* Exercise goal *
Your task is to copy every line of the records below that contains "MiNiMiZATU".

* Records for processing *
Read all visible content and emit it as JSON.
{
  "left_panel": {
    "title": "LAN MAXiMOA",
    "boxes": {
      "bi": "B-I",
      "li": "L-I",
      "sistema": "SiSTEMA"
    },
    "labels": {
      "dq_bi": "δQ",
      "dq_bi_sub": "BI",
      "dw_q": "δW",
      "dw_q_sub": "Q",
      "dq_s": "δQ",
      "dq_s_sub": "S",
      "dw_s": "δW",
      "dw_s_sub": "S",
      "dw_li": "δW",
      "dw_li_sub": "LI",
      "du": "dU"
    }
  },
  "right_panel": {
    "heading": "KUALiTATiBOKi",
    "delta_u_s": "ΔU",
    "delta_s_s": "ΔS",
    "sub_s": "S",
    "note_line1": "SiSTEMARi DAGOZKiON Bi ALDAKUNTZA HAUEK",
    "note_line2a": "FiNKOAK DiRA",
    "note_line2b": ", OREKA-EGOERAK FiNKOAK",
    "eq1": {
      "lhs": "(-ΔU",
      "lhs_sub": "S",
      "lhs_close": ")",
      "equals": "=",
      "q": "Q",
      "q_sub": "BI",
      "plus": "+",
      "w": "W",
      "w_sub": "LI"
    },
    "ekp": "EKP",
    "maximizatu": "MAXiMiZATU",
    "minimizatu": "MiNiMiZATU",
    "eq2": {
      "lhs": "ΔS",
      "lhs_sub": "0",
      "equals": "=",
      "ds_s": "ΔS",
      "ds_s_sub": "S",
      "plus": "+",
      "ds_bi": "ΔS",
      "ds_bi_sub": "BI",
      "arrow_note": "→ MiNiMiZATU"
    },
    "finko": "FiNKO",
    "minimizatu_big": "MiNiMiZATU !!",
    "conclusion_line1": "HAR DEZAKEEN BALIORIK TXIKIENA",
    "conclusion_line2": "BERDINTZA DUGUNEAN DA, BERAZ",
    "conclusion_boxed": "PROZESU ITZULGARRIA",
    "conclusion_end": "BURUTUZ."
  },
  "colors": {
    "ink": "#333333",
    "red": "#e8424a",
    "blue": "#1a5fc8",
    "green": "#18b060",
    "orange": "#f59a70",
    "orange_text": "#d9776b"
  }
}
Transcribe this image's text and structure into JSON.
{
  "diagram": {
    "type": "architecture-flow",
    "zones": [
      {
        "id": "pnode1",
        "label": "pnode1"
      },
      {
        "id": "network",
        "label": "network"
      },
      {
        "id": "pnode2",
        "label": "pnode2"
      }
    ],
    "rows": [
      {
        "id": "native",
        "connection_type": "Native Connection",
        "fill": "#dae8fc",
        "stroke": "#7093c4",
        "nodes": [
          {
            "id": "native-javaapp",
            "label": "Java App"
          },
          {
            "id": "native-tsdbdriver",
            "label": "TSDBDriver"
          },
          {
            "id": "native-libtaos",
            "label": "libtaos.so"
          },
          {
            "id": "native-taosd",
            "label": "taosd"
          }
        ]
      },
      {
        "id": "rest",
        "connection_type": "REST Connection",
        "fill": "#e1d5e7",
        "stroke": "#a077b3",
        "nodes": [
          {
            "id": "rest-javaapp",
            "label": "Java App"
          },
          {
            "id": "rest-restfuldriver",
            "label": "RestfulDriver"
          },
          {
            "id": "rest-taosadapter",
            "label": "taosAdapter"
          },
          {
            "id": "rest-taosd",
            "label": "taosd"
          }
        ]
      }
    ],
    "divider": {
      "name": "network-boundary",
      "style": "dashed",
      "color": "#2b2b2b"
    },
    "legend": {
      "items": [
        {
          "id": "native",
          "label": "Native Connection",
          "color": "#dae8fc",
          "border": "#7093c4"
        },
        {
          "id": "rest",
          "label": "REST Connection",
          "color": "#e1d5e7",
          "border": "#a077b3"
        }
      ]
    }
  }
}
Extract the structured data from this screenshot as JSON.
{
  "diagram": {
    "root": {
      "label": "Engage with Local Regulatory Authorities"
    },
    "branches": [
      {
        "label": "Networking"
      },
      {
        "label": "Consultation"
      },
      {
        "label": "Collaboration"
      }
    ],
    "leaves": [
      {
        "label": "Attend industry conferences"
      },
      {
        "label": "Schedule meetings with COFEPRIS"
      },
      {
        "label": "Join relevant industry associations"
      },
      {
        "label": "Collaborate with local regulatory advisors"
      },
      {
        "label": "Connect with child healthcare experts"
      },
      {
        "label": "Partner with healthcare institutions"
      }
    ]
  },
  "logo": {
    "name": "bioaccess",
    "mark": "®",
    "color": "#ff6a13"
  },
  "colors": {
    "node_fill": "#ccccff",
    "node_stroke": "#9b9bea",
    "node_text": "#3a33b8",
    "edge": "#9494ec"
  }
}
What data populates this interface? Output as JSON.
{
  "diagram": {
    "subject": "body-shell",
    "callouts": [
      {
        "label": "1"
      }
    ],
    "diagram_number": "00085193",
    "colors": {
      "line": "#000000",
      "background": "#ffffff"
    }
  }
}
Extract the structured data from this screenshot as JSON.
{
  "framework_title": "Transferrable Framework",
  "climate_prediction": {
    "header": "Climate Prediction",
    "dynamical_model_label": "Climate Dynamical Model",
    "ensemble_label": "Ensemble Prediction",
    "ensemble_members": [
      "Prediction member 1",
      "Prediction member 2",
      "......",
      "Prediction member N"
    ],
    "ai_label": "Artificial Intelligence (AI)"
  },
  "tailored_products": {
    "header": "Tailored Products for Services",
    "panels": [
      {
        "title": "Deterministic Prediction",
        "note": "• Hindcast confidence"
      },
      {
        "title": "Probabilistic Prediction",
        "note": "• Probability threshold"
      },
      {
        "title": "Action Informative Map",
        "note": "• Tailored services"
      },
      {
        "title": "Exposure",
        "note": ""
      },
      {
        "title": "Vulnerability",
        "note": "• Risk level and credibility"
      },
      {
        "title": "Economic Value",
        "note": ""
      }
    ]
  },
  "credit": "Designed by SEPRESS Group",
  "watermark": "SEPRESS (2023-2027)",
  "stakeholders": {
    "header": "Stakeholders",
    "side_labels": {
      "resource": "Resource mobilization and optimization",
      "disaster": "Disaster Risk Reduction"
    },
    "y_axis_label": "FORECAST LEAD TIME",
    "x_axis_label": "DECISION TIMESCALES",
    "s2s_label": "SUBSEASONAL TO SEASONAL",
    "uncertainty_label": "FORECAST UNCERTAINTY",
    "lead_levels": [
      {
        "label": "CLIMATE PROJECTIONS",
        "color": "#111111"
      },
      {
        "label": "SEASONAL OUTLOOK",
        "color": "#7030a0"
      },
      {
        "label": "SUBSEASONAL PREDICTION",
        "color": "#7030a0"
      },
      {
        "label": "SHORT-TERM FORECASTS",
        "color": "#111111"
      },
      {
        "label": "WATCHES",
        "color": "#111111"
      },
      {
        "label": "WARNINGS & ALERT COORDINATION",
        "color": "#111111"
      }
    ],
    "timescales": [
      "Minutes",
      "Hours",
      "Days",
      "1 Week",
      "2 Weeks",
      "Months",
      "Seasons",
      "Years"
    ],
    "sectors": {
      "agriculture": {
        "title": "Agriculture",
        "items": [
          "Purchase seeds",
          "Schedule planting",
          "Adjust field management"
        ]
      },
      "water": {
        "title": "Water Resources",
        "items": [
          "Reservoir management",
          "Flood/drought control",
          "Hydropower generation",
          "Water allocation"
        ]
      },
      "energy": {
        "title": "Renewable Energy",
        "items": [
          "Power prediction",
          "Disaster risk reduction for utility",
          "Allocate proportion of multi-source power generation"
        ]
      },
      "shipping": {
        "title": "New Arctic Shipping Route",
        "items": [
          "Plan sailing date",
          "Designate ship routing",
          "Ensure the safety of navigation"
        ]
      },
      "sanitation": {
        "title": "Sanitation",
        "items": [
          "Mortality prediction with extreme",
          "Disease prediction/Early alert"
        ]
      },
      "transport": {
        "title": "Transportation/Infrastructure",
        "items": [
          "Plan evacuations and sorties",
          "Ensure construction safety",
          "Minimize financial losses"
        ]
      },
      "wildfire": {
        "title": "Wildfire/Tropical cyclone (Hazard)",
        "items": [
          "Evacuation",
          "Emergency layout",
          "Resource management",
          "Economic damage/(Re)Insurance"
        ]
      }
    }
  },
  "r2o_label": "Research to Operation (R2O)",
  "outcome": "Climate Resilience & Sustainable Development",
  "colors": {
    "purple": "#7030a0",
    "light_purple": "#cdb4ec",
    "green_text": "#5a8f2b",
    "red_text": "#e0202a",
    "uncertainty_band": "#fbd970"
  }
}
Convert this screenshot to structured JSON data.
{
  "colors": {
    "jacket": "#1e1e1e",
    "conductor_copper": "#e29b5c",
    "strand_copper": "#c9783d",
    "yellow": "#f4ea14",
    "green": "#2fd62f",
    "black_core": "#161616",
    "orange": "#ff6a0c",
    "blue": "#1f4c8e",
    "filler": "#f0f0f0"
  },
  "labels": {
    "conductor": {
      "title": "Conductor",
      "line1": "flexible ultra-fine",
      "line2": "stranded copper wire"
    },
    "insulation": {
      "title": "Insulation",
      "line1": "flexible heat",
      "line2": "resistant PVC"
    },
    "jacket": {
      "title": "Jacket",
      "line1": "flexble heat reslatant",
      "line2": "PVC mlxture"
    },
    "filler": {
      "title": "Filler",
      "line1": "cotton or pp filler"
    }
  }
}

* In response *
    "minimizatu": "MiNiMiZATU",
      "arrow_note": "→ MiNiMiZATU"
    "minimizatu_big": "MiNiMiZATU !!",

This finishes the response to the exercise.